Make an exact copy of all the data.

--*--

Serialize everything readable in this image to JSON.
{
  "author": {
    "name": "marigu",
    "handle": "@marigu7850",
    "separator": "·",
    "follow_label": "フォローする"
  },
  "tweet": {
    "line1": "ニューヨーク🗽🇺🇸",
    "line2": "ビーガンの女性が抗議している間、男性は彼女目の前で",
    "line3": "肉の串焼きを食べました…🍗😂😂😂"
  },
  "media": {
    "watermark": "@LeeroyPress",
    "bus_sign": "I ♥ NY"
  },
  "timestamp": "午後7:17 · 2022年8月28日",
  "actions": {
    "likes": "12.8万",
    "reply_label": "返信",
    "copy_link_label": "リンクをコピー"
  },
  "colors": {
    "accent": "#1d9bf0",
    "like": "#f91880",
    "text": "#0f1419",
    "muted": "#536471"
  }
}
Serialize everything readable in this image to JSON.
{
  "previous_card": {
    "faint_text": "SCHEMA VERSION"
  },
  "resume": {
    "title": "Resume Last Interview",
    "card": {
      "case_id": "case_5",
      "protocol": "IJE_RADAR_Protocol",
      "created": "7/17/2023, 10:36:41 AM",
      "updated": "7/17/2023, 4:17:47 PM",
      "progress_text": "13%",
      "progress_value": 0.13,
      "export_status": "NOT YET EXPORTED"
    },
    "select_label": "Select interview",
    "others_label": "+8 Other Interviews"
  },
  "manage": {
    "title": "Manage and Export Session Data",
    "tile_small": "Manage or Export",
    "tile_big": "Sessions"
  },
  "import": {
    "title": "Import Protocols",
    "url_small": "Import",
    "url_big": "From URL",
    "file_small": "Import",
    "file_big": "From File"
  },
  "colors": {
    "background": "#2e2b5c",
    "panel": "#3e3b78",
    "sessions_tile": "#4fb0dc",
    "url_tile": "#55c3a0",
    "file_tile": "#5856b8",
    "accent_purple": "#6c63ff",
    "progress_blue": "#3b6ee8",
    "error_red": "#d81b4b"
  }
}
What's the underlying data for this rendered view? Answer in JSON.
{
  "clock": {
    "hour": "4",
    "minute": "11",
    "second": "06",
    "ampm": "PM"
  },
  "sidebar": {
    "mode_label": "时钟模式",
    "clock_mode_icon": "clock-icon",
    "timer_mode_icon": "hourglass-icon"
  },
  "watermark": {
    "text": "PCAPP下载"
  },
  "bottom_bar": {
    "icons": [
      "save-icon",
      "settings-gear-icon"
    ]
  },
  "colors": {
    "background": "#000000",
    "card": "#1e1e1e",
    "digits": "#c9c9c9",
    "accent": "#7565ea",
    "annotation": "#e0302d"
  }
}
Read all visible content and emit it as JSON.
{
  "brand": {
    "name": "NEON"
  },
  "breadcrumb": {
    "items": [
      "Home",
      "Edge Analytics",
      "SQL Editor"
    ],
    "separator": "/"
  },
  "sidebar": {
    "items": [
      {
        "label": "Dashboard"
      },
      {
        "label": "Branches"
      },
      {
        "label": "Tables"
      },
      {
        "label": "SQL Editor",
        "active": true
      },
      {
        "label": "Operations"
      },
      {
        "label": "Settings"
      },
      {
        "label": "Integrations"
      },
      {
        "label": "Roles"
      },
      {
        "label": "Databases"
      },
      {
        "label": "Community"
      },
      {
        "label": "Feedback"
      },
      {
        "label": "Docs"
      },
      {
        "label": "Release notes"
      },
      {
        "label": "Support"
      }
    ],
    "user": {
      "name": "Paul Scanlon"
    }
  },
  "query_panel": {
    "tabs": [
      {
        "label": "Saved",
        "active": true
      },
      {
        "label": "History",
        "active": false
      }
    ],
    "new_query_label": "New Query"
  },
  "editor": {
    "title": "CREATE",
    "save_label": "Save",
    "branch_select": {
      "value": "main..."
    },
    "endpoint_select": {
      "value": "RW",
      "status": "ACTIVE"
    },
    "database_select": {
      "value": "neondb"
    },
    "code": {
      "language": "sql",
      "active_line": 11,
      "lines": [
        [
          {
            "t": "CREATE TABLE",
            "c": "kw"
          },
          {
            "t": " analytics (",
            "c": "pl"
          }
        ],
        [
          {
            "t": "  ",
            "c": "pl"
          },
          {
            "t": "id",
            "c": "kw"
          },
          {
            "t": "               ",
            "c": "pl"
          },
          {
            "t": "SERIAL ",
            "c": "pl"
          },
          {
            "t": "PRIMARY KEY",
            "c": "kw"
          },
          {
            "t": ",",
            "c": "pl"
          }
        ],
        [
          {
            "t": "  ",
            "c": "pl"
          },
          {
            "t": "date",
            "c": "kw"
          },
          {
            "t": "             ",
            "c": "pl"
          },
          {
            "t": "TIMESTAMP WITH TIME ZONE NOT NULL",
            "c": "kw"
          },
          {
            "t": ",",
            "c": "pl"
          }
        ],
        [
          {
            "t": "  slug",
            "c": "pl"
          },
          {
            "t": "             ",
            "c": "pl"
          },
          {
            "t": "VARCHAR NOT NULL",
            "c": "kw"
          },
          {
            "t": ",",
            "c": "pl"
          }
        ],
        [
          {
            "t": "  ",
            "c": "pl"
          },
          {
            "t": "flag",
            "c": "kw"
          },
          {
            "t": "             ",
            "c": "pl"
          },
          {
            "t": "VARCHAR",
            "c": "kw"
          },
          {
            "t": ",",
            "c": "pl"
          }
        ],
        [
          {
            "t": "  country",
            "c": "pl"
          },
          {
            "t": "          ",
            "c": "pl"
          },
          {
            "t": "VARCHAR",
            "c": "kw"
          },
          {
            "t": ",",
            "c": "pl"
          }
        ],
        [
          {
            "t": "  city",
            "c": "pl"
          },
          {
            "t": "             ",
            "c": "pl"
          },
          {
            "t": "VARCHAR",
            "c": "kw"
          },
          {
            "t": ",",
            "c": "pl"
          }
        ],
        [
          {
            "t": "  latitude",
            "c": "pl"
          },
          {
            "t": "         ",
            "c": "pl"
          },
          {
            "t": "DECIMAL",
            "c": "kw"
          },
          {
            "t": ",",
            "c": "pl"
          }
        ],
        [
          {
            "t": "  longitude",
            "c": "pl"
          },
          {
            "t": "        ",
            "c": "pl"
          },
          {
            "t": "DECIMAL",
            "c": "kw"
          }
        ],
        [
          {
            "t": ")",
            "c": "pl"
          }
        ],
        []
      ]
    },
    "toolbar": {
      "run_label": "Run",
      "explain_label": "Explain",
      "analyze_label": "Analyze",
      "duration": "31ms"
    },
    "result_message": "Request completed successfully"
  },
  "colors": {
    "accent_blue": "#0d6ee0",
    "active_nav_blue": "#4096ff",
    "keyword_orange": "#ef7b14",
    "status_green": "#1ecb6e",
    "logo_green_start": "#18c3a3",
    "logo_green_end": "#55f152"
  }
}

--*--

- ANSWER TO THIS EXERCISE -
Serialize everything readable in this image to JSON.
{
  "author": {
    "name": "marigu",
    "handle": "@marigu7850",
    "separator": "·",
    "follow_label": "フォローする"
  },
  "tweet": {
    "line1": "ニューヨーク🗽🇺🇸",
    "line2": "ビーガンの女性が抗議している間、男性は彼女目の前で",
    "line3": "肉の串焼きを食べました…🍗😂😂😂"
  },
  "media": {
    "watermark": "@LeeroyPress",
    "bus_sign": "I ♥ NY"
  },
  "timestamp": "午後7:17 · 2022年8月28日",
  "actions": {
    "likes": "12.8万",
    "reply_label": "返信",
    "copy_link_label": "リンクをコピー"
  },
  "colors": {
    "accent": "#1d9bf0",
    "like": "#f91880",
    "text": "#0f1419",
    "muted": "#536471"
  }
}
Serialize everything readable in this image to JSON.
{
  "previous_card": {
    "faint_text": "SCHEMA VERSION"
  },
  "resume": {
    "title": "Resume Last Interview",
    "card": {
      "case_id": "case_5",
      "protocol": "IJE_RADAR_Protocol",
      "created": "7/17/2023, 10:36:41 AM",
      "updated": "7/17/2023, 4:17:47 PM",
      "progress_text": "13%",
      "progress_value": 0.13,
      "export_status": "NOT YET EXPORTED"
    },
    "select_label": "Select interview",
    "others_label": "+8 Other Interviews"
  },
  "manage": {
    "title": "Manage and Export Session Data",
    "tile_small": "Manage or Export",
    "tile_big": "Sessions"
  },
  "import": {
    "title": "Import Protocols",
    "url_small": "Import",
    "url_big": "From URL",
    "file_small": "Import",
    "file_big": "From File"
  },
  "colors": {
    "background": "#2e2b5c",
    "panel": "#3e3b78",
    "sessions_tile": "#4fb0dc",
    "url_tile": "#55c3a0",
    "file_tile": "#5856b8",
    "accent_purple": "#6c63ff",
    "progress_blue": "#3b6ee8",
    "error_red": "#d81b4b"
  }
}
What's the underlying data for this rendered view? Answer in JSON.
{
  "clock": {
    "hour": "4",
    "minute": "11",
    "second": "06",
    "ampm": "PM"
  },
  "sidebar": {
    "mode_label": "时钟模式",
    "clock_mode_icon": "clock-icon",
    "timer_mode_icon": "hourglass-icon"
  },
  "watermark": {
    "text": "PCAPP下载"
  },
  "bottom_bar": {
    "icons": [
      "save-icon",
      "settings-gear-icon"
    ]
  },
  "colors": {
    "background": "#000000",
    "card": "#1e1e1e",
    "digits": "#c9c9c9",
    "accent": "#7565ea",
    "annotation": "#e0302d"
  }
}
Read all visible content and emit it as JSON.
{
  "brand": {
    "name": "NEON"
  },
  "breadcrumb": {
    "items": [
      "Home",
      "Edge Analytics",
      "SQL Editor"
    ],
    "separator": "/"
  },
  "sidebar": {
    "items": [
      {
        "label": "Dashboard"
      },
      {
        "label": "Branches"
      },
      {
        "label": "Tables"
      },
      {
        "label": "SQL Editor",
        "active": true
      },
      {
        "label": "Operations"
      },
      {
        "label": "Settings"
      },
      {
        "label": "Integrations"
      },
      {
        "label": "Roles"
      },
      {
        "label": "Databases"
      },
      {
        "label": "Community"
      },
      {
        "label": "Feedback"
      },
      {
        "label": "Docs"
      },
      {
        "label": "Release notes"
      },
      {
        "label": "Support"
      }
    ],
    "user": {
      "name": "Paul Scanlon"
    }
  },
  "query_panel": {
    "tabs": [
      {
        "label": "Saved",
        "active": true
      },
      {
        "label": "History",
        "active": false
      }
    ],
    "new_query_label": "New Query"
  },
  "editor": {
    "title": "CREATE",
    "save_label": "Save",
    "branch_select": {
      "value": "main..."
    },
    "endpoint_select": {
      "value": "RW",
      "status": "ACTIVE"
    },
    "database_select": {
      "value": "neondb"
    },
    "code": {
      "language": "sql",
      "active_line": 11,
      "lines": [
        [
          {
            "t": "CREATE TABLE",
            "c": "kw"
          },
          {
            "t": " analytics (",
            "c": "pl"
          }
        ],
        [
          {
            "t": "  ",
            "c": "pl"
          },
          {
            "t": "id",
            "c": "kw"
          },
          {
            "t": "               ",
            "c": "pl"
          },
          {
            "t": "SERIAL ",
            "c": "pl"
          },
          {
            "t": "PRIMARY KEY",
            "c": "kw"
          },
          {
            "t": ",",
            "c": "pl"
          }
        ],
        [
          {
            "t": "  ",
            "c": "pl"
          },
          {
            "t": "date",
            "c": "kw"
          },
          {
            "t": "             ",
            "c": "pl"
          },
          {
            "t": "TIMESTAMP WITH TIME ZONE NOT NULL",
            "c": "kw"
          },
          {
            "t": ",",
            "c": "pl"
          }
        ],
        [
          {
            "t": "  slug",
            "c": "pl"
          },
          {
            "t": "             ",
            "c": "pl"
          },
          {
            "t": "VARCHAR NOT NULL",
            "c": "kw"
          },
          {
            "t": ",",
            "c": "pl"
          }
        ],
        [
          {
            "t": "  ",
            "c": "pl"
          },
          {
            "t": "flag",
            "c": "kw"
          },
          {
            "t": "             ",
            "c": "pl"
          },
          {
            "t": "VARCHAR",
            "c": "kw"
          },
          {
            "t": ",",
            "c": "pl"
          }
        ],
        [
          {
            "t": "  country",
            "c": "pl"
          },
          {
            "t": "          ",
            "c": "pl"
          },
          {
            "t": "VARCHAR",
            "c": "kw"
          },
          {
            "t": ",",
            "c": "pl"
          }
        ],
        [
          {
            "t": "  city",
            "c": "pl"
          },
          {
            "t": "             ",
            "c": "pl"
          },
          {
            "t": "VARCHAR",
            "c": "kw"
          },
          {
            "t": ",",
            "c": "pl"
          }
        ],
        [
          {
            "t": "  latitude",
            "c": "pl"
          },
          {
            "t": "         ",
            "c": "pl"
          },
          {
            "t": "DECIMAL",
            "c": "kw"
          },
          {
            "t": ",",
            "c": "pl"
          }
        ],
        [
          {
            "t": "  longitude",
            "c": "pl"
          },
          {
            "t": "        ",
            "c": "pl"
          },
          {
            "t": "DECIMAL",
            "c": "kw"
          }
        ],
        [
          {
            "t": ")",
            "c": "pl"
          }
        ],
        []
      ]
    },
    "toolbar": {
      "run_label": "Run",
      "explain_label": "Explain",
      "analyze_label": "Analyze",
      "duration": "31ms"
    },
    "result_message": "Request completed successfully"
  },
  "colors": {
    "accent_blue": "#0d6ee0",
    "active_nav_blue": "#4096ff",
    "keyword_orange": "#ef7b14",
    "status_green": "#1ecb6e",
    "logo_green_start": "#18c3a3",
    "logo_green_end": "#55f152"
  }
}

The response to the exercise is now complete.